[TASK OBJECTIVE]:
Reproduce the records exactly.

Stored data
• • • • • • •
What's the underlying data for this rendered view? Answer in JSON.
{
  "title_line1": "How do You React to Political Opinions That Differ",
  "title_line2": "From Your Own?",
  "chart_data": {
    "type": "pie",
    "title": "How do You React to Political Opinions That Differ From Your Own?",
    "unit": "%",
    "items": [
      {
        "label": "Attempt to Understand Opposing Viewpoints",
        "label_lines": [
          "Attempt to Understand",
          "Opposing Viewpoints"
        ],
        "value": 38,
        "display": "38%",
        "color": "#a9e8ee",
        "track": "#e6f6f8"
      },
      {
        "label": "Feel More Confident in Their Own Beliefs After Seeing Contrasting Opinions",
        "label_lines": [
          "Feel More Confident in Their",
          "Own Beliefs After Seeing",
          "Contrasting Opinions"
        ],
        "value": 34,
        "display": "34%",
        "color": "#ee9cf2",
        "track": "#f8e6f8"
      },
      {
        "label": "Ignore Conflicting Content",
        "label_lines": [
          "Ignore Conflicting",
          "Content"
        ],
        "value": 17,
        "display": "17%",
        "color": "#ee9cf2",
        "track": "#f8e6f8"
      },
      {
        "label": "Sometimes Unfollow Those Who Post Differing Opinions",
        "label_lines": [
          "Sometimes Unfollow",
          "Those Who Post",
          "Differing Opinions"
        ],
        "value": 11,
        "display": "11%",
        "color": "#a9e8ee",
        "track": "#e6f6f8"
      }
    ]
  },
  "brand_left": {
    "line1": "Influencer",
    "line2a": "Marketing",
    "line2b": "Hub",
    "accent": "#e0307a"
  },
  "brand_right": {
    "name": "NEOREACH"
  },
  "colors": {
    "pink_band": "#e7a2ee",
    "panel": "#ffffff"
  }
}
• • • • • • •
[RESULT BELOW]:
What's the underlying data for this rendered view? Answer in JSON.
{
  "title_line1": "How do You React to Political Opinions That Differ",
  "title_line2": "From Your Own?",
  "chart_data": {
    "type": "pie",
    "title": "How do You React to Political Opinions That Differ From Your Own?",
    "unit": "%",
    "items": [
      {
        "label": "Attempt to Understand Opposing Viewpoints",
        "label_lines": [
          "Attempt to Understand",
          "Opposing Viewpoints"
        ],
        "value": 38,
        "display": "38%",
        "color": "#a9e8ee",
        "track": "#e6f6f8"
      },
      {
        "label": "Feel More Confident in Their Own Beliefs After Seeing Contrasting Opinions",
        "label_lines": [
          "Feel More Confident in Their",
          "Own Beliefs After Seeing",
          "Contrasting Opinions"
        ],
        "value": 34,
        "display": "34%",
        "color": "#ee9cf2",
        "track": "#f8e6f8"
      },
      {
        "label": "Ignore Conflicting Content",
        "label_lines": [
          "Ignore Conflicting",
          "Content"
        ],
        "value": 17,
        "display": "17%",
        "color": "#ee9cf2",
        "track": "#f8e6f8"
      },
      {
        "label": "Sometimes Unfollow Those Who Post Differing Opinions",
        "label_lines": [
          "Sometimes Unfollow",
          "Those Who Post",
          "Differing Opinions"
        ],
        "value": 11,
        "display": "11%",
        "color": "#a9e8ee",
        "track": "#e6f6f8"
      }
    ]
  },
  "brand_left": {
    "line1": "Influencer",
    "line2a": "Marketing",
    "line2b": "Hub",
    "accent": "#e0307a"
  },
  "brand_right": {
    "name": "NEOREACH"
  },
  "colors": {
    "pink_band": "#e7a2ee",
    "panel": "#ffffff"
  }
}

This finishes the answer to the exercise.